= Your task =
Gather each line in the entries that includes the string "fasteoi".

(Collected data)
━━━━━━━━

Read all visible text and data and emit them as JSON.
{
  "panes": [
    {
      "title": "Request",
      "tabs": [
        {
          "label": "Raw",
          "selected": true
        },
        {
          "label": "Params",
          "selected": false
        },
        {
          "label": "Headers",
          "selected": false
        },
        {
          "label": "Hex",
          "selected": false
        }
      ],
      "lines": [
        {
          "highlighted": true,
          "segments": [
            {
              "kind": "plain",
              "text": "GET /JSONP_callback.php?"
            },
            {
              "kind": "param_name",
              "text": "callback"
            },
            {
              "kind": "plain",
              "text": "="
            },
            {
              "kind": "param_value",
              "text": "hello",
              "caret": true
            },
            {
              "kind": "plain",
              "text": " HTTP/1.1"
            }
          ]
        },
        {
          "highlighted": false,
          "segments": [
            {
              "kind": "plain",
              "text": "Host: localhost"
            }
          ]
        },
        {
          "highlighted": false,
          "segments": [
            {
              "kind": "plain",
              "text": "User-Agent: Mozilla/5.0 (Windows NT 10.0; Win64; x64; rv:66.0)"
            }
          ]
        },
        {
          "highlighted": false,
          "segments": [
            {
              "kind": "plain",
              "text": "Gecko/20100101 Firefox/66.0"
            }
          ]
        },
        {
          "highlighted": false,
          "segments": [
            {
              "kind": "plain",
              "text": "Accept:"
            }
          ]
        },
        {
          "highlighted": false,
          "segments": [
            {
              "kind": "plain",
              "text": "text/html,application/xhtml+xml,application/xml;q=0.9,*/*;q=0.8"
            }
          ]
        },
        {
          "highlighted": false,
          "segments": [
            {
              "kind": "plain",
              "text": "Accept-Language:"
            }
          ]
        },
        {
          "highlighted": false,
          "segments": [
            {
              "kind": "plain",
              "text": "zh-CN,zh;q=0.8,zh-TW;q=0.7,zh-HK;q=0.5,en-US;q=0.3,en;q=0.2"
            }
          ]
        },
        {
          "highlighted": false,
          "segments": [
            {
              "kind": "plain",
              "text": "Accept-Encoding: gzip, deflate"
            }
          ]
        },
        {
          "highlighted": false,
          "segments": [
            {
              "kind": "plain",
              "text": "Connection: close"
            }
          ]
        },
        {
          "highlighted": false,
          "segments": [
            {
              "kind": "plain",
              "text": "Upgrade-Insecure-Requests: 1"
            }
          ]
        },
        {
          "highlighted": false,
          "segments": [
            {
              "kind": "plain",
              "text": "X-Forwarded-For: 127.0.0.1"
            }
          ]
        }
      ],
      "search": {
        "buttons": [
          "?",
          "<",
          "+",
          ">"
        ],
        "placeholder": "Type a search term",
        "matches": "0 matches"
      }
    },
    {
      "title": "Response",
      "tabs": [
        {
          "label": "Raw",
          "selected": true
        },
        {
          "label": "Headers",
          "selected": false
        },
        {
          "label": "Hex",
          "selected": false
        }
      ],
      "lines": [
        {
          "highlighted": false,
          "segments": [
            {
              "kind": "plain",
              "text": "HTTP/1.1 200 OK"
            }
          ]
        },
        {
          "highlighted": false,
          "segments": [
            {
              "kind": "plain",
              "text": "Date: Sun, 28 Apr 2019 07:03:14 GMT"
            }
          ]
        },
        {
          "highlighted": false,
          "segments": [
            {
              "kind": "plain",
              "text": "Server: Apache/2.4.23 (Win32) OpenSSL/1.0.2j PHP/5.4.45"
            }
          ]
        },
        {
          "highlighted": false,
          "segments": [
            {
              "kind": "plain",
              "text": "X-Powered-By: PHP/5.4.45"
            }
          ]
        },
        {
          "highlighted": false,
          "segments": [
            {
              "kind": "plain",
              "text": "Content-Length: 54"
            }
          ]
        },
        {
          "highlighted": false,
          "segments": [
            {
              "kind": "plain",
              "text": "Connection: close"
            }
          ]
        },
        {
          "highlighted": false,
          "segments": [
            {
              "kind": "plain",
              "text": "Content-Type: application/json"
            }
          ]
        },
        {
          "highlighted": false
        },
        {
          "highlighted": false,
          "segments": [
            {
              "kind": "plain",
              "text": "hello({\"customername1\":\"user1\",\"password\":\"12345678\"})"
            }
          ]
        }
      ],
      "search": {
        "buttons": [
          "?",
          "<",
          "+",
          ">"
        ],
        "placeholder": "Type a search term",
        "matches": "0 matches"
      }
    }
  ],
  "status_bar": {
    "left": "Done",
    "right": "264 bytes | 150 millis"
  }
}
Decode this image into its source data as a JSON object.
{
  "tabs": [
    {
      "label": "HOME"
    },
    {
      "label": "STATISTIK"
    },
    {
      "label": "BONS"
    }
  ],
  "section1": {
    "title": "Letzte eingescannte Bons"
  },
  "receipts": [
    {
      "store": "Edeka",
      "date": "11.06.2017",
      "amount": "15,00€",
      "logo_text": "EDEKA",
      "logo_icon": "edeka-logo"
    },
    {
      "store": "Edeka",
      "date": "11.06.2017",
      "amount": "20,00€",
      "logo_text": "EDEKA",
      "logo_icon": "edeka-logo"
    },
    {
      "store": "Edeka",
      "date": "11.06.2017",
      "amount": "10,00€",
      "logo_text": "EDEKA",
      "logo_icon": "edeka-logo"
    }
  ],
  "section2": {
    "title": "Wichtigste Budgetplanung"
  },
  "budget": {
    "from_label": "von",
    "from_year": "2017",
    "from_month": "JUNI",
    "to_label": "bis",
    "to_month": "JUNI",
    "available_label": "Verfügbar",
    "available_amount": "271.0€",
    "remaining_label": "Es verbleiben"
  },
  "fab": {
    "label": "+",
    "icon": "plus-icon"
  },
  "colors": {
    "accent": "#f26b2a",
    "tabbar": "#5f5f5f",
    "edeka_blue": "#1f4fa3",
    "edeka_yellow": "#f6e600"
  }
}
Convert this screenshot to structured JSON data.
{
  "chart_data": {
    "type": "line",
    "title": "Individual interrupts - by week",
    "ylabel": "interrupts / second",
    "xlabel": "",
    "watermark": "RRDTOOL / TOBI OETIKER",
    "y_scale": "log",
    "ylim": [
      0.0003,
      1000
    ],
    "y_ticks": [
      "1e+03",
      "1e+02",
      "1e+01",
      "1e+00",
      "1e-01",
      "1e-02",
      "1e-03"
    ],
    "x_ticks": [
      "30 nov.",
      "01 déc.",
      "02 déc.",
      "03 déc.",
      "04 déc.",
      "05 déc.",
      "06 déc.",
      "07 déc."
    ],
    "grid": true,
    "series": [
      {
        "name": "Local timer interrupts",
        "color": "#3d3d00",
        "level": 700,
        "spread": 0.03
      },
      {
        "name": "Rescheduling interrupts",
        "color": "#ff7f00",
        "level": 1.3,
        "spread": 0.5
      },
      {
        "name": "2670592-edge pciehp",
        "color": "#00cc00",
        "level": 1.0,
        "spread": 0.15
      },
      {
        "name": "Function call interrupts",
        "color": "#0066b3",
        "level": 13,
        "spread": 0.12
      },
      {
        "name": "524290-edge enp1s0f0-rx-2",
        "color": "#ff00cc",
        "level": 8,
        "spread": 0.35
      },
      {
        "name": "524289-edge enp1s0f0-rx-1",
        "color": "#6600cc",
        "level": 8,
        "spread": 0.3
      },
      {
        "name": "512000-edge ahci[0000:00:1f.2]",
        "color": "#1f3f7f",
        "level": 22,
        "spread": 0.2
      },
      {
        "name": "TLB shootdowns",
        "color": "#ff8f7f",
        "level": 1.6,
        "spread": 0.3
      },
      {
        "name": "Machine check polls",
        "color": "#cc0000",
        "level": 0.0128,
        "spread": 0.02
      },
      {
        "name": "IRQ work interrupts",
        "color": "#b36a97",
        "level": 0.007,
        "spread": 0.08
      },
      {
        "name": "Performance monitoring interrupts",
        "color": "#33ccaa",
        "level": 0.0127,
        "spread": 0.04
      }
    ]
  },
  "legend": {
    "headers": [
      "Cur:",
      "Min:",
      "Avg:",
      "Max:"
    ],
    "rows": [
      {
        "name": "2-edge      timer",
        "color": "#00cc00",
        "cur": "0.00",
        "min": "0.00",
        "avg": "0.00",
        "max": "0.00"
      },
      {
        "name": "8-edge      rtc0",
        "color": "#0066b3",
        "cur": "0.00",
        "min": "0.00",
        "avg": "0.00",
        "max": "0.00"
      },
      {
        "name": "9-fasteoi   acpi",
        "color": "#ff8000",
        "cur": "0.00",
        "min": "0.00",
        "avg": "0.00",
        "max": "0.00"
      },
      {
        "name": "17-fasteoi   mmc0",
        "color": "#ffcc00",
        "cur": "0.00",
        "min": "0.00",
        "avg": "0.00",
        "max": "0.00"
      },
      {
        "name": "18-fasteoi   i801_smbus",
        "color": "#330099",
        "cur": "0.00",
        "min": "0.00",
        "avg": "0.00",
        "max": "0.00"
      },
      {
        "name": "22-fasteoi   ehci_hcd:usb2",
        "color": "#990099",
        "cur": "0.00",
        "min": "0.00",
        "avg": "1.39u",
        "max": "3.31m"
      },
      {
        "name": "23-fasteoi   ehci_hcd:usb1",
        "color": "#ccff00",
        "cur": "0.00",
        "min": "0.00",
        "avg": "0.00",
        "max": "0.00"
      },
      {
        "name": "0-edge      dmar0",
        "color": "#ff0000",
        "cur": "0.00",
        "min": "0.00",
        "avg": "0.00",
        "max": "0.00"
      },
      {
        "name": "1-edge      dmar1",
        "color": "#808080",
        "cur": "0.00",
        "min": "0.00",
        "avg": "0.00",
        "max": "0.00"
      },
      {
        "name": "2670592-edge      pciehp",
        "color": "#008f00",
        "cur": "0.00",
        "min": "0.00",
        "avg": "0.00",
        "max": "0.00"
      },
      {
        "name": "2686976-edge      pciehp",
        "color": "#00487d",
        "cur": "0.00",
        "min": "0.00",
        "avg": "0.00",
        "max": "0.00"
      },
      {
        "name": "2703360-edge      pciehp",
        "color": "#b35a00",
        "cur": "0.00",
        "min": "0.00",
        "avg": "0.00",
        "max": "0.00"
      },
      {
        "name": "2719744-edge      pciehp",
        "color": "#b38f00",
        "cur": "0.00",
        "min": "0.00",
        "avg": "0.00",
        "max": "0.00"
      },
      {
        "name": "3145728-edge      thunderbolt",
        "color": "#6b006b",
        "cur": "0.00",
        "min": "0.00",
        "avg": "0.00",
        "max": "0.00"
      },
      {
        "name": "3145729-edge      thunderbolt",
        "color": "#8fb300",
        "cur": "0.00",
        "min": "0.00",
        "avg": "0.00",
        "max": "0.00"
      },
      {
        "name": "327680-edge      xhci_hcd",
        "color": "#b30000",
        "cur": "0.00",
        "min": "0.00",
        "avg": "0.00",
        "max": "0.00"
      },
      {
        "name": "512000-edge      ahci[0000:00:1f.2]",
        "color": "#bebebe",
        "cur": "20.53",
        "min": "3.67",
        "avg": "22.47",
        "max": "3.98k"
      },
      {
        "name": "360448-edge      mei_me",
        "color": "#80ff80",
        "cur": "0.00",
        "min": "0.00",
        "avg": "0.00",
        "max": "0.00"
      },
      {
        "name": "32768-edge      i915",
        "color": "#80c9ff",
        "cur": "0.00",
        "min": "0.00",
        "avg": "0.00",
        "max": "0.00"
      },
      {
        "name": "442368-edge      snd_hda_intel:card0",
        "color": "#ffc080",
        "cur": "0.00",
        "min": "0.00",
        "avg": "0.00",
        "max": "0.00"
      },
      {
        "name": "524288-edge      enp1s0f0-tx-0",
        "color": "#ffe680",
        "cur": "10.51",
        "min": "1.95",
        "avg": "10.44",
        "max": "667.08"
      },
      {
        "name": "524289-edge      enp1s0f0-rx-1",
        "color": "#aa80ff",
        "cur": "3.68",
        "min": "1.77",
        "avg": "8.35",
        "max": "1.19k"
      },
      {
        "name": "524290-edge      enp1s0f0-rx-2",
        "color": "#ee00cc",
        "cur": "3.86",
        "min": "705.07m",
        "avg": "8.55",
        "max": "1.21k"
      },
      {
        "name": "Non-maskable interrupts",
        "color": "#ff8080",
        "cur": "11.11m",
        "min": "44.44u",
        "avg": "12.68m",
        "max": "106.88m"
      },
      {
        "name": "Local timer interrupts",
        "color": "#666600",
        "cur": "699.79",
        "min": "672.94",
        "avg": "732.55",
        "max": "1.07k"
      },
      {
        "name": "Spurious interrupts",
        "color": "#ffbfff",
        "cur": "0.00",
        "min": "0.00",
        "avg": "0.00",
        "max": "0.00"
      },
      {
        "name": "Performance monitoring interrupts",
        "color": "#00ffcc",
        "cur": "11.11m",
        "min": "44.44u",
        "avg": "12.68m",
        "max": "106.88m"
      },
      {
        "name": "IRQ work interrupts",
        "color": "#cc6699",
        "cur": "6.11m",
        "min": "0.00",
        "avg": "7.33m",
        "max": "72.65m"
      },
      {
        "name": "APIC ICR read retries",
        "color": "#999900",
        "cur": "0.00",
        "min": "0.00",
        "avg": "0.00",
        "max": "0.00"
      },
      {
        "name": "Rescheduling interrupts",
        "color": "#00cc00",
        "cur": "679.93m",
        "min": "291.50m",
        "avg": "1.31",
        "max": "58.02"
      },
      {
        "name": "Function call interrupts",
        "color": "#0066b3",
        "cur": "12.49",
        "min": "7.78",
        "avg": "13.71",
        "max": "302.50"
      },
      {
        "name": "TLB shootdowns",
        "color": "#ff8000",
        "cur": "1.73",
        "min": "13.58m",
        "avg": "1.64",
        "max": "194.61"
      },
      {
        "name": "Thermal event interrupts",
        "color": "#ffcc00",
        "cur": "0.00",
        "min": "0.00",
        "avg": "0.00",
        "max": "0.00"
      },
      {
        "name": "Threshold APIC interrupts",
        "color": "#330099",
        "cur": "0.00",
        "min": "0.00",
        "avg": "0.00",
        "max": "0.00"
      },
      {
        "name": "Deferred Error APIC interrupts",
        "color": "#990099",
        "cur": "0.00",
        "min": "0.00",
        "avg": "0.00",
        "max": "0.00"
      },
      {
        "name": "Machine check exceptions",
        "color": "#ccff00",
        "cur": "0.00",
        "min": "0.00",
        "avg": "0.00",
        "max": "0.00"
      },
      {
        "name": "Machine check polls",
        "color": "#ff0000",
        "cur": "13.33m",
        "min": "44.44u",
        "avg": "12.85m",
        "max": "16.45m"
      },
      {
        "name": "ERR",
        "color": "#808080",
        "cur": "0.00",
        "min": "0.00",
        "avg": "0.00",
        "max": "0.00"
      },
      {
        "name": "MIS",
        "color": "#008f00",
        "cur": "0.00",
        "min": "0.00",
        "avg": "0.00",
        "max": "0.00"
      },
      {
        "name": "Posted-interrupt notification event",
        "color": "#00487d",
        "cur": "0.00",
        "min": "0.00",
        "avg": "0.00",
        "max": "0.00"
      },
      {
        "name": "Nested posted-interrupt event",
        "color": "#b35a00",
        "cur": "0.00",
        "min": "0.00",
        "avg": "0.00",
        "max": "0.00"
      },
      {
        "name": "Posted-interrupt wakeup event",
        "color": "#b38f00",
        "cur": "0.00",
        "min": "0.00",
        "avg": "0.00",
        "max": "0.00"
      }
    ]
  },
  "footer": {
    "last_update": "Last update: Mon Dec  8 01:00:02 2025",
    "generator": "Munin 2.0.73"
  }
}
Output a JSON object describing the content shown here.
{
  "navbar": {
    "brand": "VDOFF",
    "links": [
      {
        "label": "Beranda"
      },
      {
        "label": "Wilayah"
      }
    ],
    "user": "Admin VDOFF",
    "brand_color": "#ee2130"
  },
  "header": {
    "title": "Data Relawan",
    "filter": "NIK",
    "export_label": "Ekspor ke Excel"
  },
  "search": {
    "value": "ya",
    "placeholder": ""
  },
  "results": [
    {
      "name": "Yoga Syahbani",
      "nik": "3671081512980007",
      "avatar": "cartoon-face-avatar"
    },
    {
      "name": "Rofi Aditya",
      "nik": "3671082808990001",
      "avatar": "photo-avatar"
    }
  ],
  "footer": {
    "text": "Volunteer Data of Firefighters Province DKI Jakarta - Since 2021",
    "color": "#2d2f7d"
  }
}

━━━━━━━━

= Full solution =
        "name": "9-fasteoi   acpi",
        "name": "17-fasteoi   mmc0",
        "name": "18-fasteoi   i801_smbus",
        "name": "22-fasteoi   ehci_hcd:usb2",
        "name": "23-fasteoi   ehci_hcd:usb1",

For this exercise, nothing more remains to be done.